• **SET PROBLEM**:
Go through the material and write it all out exactly, minus the pictures.

• **RAW RECORDS**:

◆ ◆ ◆ ◆ ◆ ◆ ◆

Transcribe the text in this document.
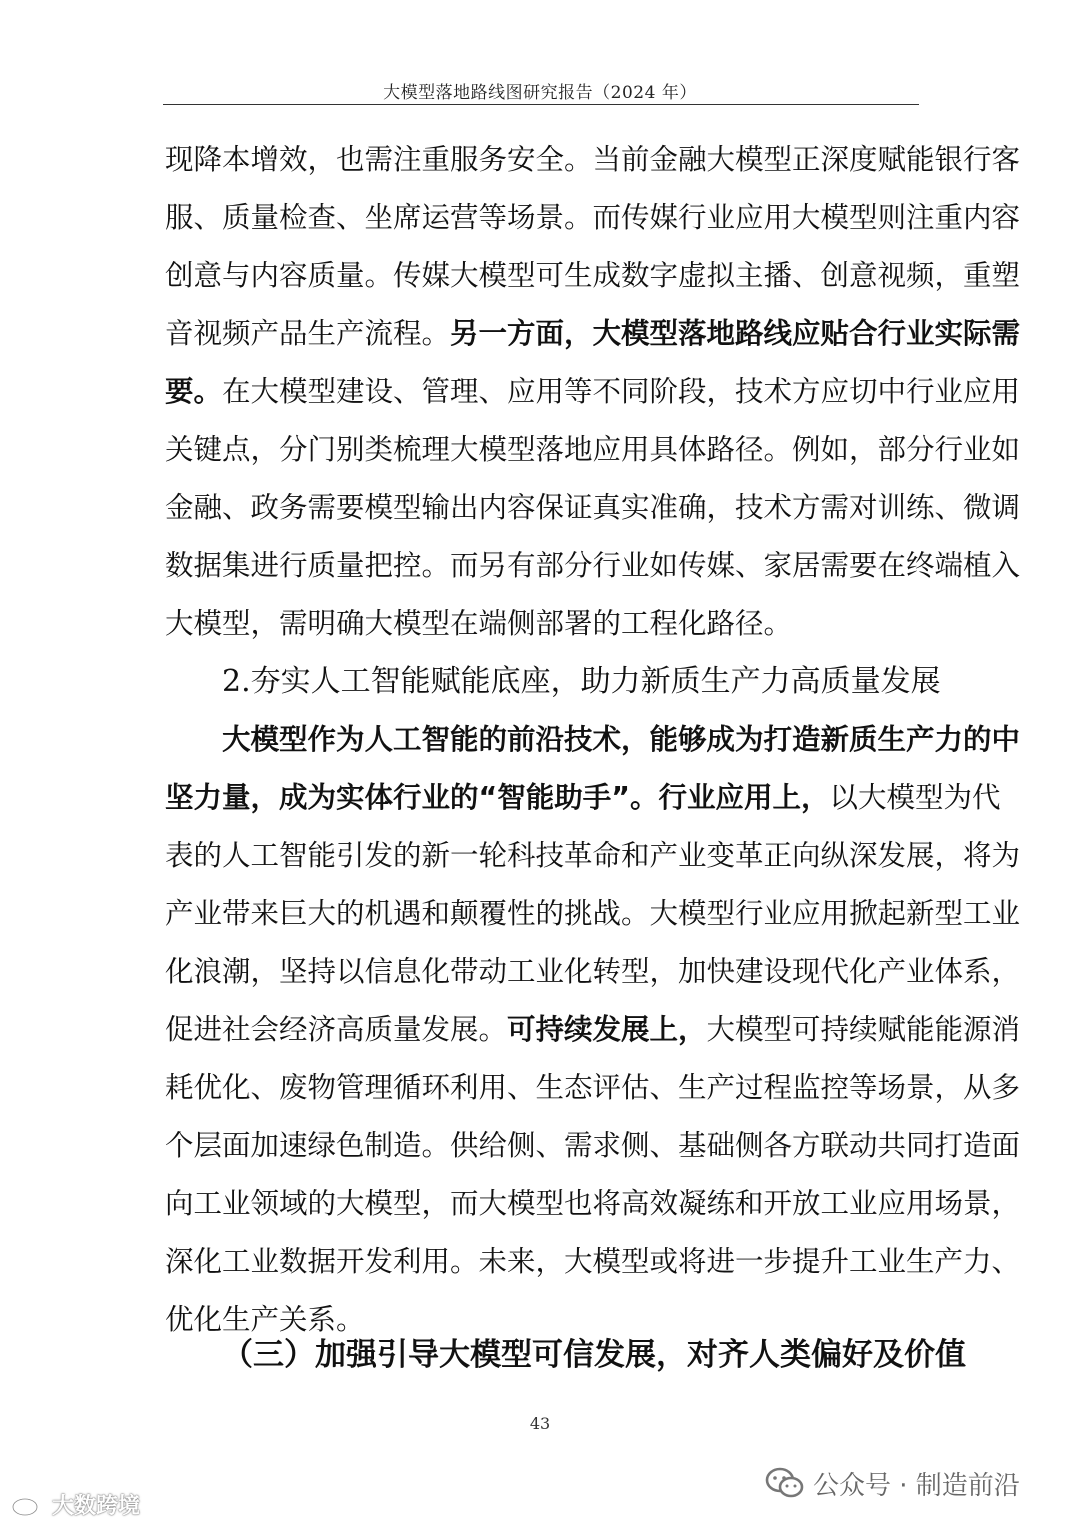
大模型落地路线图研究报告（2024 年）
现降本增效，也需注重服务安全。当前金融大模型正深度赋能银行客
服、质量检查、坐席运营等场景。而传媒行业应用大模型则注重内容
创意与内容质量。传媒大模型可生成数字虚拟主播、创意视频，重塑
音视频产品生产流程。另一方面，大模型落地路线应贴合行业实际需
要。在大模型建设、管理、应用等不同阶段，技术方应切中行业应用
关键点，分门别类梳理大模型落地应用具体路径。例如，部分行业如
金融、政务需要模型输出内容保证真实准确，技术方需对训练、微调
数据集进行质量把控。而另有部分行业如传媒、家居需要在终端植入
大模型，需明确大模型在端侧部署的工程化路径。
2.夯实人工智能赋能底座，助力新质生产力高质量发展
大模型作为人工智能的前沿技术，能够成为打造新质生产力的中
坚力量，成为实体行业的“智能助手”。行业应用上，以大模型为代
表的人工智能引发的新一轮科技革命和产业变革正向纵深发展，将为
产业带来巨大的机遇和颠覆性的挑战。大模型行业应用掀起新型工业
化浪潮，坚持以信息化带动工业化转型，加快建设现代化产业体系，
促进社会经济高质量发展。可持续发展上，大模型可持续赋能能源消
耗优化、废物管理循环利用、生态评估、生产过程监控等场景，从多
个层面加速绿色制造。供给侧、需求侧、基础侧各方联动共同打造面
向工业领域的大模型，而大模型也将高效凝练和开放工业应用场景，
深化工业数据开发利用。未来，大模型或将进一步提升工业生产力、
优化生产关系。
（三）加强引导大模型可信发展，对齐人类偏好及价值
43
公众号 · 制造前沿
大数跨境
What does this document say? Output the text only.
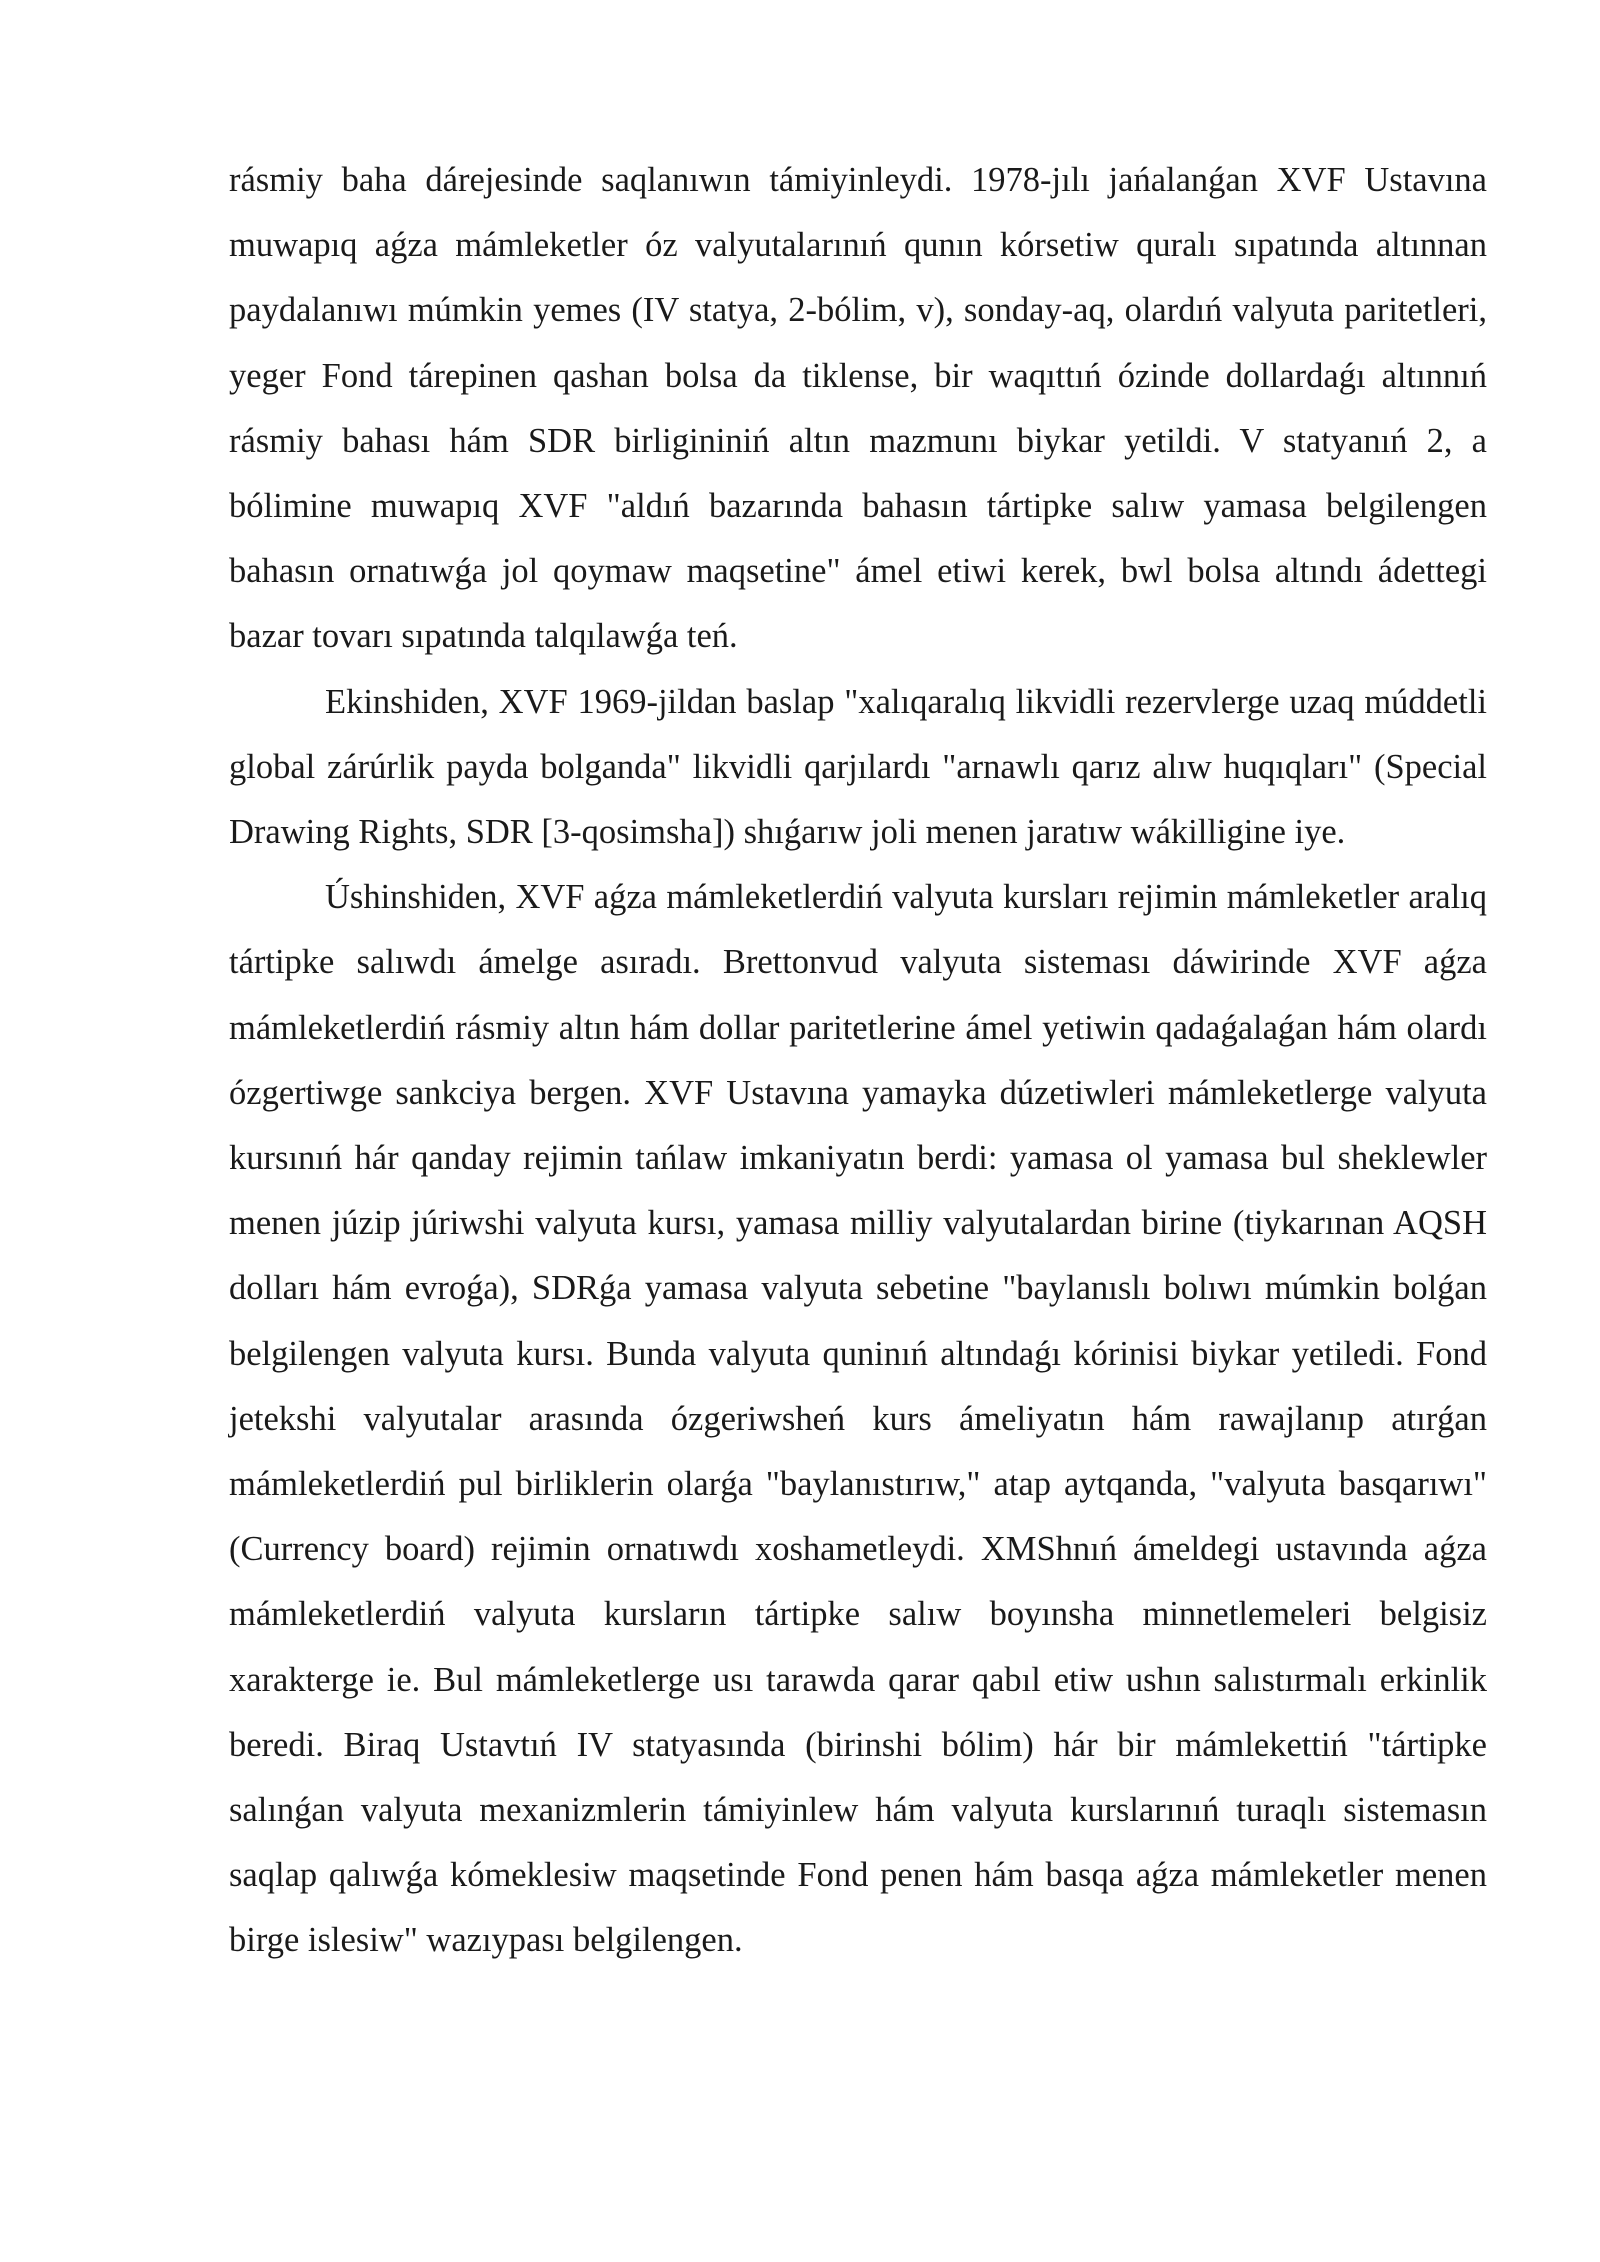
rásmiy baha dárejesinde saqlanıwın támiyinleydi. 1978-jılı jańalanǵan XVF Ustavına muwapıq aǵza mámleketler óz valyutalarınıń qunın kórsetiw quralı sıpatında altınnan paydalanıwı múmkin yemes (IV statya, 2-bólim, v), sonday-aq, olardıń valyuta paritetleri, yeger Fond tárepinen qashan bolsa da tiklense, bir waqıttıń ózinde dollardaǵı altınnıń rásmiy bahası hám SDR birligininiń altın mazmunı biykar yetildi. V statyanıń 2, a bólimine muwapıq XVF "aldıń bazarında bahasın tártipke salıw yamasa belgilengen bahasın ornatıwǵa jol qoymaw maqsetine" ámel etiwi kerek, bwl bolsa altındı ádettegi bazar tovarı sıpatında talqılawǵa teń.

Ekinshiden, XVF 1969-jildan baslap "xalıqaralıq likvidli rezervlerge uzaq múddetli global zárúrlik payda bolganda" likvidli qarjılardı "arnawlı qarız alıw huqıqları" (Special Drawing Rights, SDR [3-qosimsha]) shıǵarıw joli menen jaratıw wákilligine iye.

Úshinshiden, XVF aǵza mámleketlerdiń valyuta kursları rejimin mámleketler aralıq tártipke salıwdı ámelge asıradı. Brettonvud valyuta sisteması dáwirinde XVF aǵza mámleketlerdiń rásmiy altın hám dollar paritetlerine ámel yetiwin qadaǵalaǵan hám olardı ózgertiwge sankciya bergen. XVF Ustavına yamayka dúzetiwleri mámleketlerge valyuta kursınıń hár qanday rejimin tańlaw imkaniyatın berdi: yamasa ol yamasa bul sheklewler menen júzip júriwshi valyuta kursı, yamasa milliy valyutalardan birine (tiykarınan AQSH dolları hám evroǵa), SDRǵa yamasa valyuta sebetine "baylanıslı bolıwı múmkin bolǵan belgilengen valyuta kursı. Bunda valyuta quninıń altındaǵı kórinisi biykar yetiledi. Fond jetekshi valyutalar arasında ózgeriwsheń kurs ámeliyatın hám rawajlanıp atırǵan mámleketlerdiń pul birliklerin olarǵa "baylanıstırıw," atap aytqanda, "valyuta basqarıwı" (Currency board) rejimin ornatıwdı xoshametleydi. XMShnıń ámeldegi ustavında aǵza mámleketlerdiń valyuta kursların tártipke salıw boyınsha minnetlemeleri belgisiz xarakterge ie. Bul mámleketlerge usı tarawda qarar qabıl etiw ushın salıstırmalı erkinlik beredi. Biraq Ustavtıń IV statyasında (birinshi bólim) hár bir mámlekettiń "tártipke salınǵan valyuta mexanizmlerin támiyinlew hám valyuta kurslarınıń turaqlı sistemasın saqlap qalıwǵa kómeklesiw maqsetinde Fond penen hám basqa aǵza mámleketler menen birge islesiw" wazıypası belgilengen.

◆ ◆ ◆ ◆ ◆ ◆ ◆

• **SOLUTION**:
Transcribe the text in this document.
大模型落地路线图研究报告（2024 年）
现降本增效，也需注重服务安全。当前金融大模型正深度赋能银行客
服、质量检查、坐席运营等场景。而传媒行业应用大模型则注重内容
创意与内容质量。传媒大模型可生成数字虚拟主播、创意视频，重塑
音视频产品生产流程。另一方面，大模型落地路线应贴合行业实际需
要。在大模型建设、管理、应用等不同阶段，技术方应切中行业应用
关键点，分门别类梳理大模型落地应用具体路径。例如，部分行业如
金融、政务需要模型输出内容保证真实准确，技术方需对训练、微调
数据集进行质量把控。而另有部分行业如传媒、家居需要在终端植入
大模型，需明确大模型在端侧部署的工程化路径。
2.夯实人工智能赋能底座，助力新质生产力高质量发展
大模型作为人工智能的前沿技术，能够成为打造新质生产力的中
坚力量，成为实体行业的“智能助手”。行业应用上，以大模型为代
表的人工智能引发的新一轮科技革命和产业变革正向纵深发展，将为
产业带来巨大的机遇和颠覆性的挑战。大模型行业应用掀起新型工业
化浪潮，坚持以信息化带动工业化转型，加快建设现代化产业体系，
促进社会经济高质量发展。可持续发展上，大模型可持续赋能能源消
耗优化、废物管理循环利用、生态评估、生产过程监控等场景，从多
个层面加速绿色制造。供给侧、需求侧、基础侧各方联动共同打造面
向工业领域的大模型，而大模型也将高效凝练和开放工业应用场景，
深化工业数据开发利用。未来，大模型或将进一步提升工业生产力、
优化生产关系。
（三）加强引导大模型可信发展，对齐人类偏好及价值
43
公众号 · 制造前沿
大数跨境
What does this document say? Output the text only.
rásmiy baha dárejesinde saqlanıwın támiyinleydi. 1978-jılı jańalanǵan XVF Ustavına muwapıq aǵza mámleketler óz valyutalarınıń qunın kórsetiw quralı sıpatında altınnan paydalanıwı múmkin yemes (IV statya, 2-bólim, v), sonday-aq, olardıń valyuta paritetleri, yeger Fond tárepinen qashan bolsa da tiklense, bir waqıttıń ózinde dollardaǵı altınnıń rásmiy bahası hám SDR birligininiń altın mazmunı biykar yetildi. V statyanıń 2, a bólimine muwapıq XVF "aldıń bazarında bahasın tártipke salıw yamasa belgilengen bahasın ornatıwǵa jol qoymaw maqsetine" ámel etiwi kerek, bwl bolsa altındı ádettegi bazar tovarı sıpatında talqılawǵa teń.

Ekinshiden, XVF 1969-jildan baslap "xalıqaralıq likvidli rezervlerge uzaq múddetli global zárúrlik payda bolganda" likvidli qarjılardı "arnawlı qarız alıw huqıqları" (Special Drawing Rights, SDR [3-qosimsha]) shıǵarıw joli menen jaratıw wákilligine iye.

Úshinshiden, XVF aǵza mámleketlerdiń valyuta kursları rejimin mámleketler aralıq tártipke salıwdı ámelge asıradı. Brettonvud valyuta sisteması dáwirinde XVF aǵza mámleketlerdiń rásmiy altın hám dollar paritetlerine ámel yetiwin qadaǵalaǵan hám olardı ózgertiwge sankciya bergen. XVF Ustavına yamayka dúzetiwleri mámleketlerge valyuta kursınıń hár qanday rejimin tańlaw imkaniyatın berdi: yamasa ol yamasa bul sheklewler menen júzip júriwshi valyuta kursı, yamasa milliy valyutalardan birine (tiykarınan AQSH dolları hám evroǵa), SDRǵa yamasa valyuta sebetine "baylanıslı bolıwı múmkin bolǵan belgilengen valyuta kursı. Bunda valyuta quninıń altındaǵı kórinisi biykar yetiledi. Fond jetekshi valyutalar arasında ózgeriwsheń kurs ámeliyatın hám rawajlanıp atırǵan mámleketlerdiń pul birliklerin olarǵa "baylanıstırıw," atap aytqanda, "valyuta basqarıwı" (Currency board) rejimin ornatıwdı xoshametleydi. XMShnıń ámeldegi ustavında aǵza mámleketlerdiń valyuta kursların tártipke salıw boyınsha minnetlemeleri belgisiz xarakterge ie. Bul mámleketlerge usı tarawda qarar qabıl etiw ushın salıstırmalı erkinlik beredi. Biraq Ustavtıń IV statyasında (birinshi bólim) hár bir mámlekettiń "tártipke salınǵan valyuta mexanizmlerin támiyinlew hám valyuta kurslarınıń turaqlı sistemasın saqlap qalıwǵa kómeklesiw maqsetinde Fond penen hám basqa aǵza mámleketler menen birge islesiw" wazıypası belgilengen.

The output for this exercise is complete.